Dataset rows
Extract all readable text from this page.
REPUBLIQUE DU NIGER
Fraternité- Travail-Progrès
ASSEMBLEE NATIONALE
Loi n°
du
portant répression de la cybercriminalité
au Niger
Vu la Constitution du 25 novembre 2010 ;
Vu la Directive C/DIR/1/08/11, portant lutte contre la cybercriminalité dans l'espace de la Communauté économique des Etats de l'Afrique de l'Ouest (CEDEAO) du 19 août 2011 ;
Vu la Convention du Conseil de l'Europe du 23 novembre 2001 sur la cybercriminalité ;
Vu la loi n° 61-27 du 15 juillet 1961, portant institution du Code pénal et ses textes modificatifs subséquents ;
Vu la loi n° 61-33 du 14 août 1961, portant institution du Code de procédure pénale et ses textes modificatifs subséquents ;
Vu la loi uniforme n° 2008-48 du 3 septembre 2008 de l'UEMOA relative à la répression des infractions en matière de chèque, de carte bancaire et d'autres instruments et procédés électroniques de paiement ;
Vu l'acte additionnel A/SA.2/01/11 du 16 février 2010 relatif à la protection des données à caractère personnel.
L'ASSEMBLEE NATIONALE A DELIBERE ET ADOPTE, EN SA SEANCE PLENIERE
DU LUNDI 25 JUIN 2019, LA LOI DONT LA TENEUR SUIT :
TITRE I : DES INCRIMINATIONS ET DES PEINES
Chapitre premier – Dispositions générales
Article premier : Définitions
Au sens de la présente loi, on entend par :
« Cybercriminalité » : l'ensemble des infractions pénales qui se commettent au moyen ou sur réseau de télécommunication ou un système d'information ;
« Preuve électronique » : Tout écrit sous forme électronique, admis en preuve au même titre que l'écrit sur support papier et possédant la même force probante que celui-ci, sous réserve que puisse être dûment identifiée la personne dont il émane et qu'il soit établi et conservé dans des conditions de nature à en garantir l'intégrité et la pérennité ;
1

** TASK DETAILS **
Each entry above needs to be retyped exactly.

** TASK RESULT **
Extract all readable text from this page.
REPUBLIQUE DU NIGER
Fraternité- Travail-Progrès
ASSEMBLEE NATIONALE
Loi n°
du
portant répression de la cybercriminalité
au Niger
Vu la Constitution du 25 novembre 2010 ;
Vu la Directive C/DIR/1/08/11, portant lutte contre la cybercriminalité dans l'espace de la Communauté économique des Etats de l'Afrique de l'Ouest (CEDEAO) du 19 août 2011 ;
Vu la Convention du Conseil de l'Europe du 23 novembre 2001 sur la cybercriminalité ;
Vu la loi n° 61-27 du 15 juillet 1961, portant institution du Code pénal et ses textes modificatifs subséquents ;
Vu la loi n° 61-33 du 14 août 1961, portant institution du Code de procédure pénale et ses textes modificatifs subséquents ;
Vu la loi uniforme n° 2008-48 du 3 septembre 2008 de l'UEMOA relative à la répression des infractions en matière de chèque, de carte bancaire et d'autres instruments et procédés électroniques de paiement ;
Vu l'acte additionnel A/SA.2/01/11 du 16 février 2010 relatif à la protection des données à caractère personnel.
L'ASSEMBLEE NATIONALE A DELIBERE ET ADOPTE, EN SA SEANCE PLENIERE
DU LUNDI 25 JUIN 2019, LA LOI DONT LA TENEUR SUIT :
TITRE I : DES INCRIMINATIONS ET DES PEINES
Chapitre premier – Dispositions générales
Article premier : Définitions
Au sens de la présente loi, on entend par :
« Cybercriminalité » : l'ensemble des infractions pénales qui se commettent au moyen ou sur réseau de télécommunication ou un système d'information ;
« Preuve électronique » : Tout écrit sous forme électronique, admis en preuve au même titre que l'écrit sur support papier et possédant la même force probante que celui-ci, sous réserve que puisse être dûment identifiée la personne dont il émane et qu'il soit établi et conservé dans des conditions de nature à en garantir l'intégrité et la pérennité ;
1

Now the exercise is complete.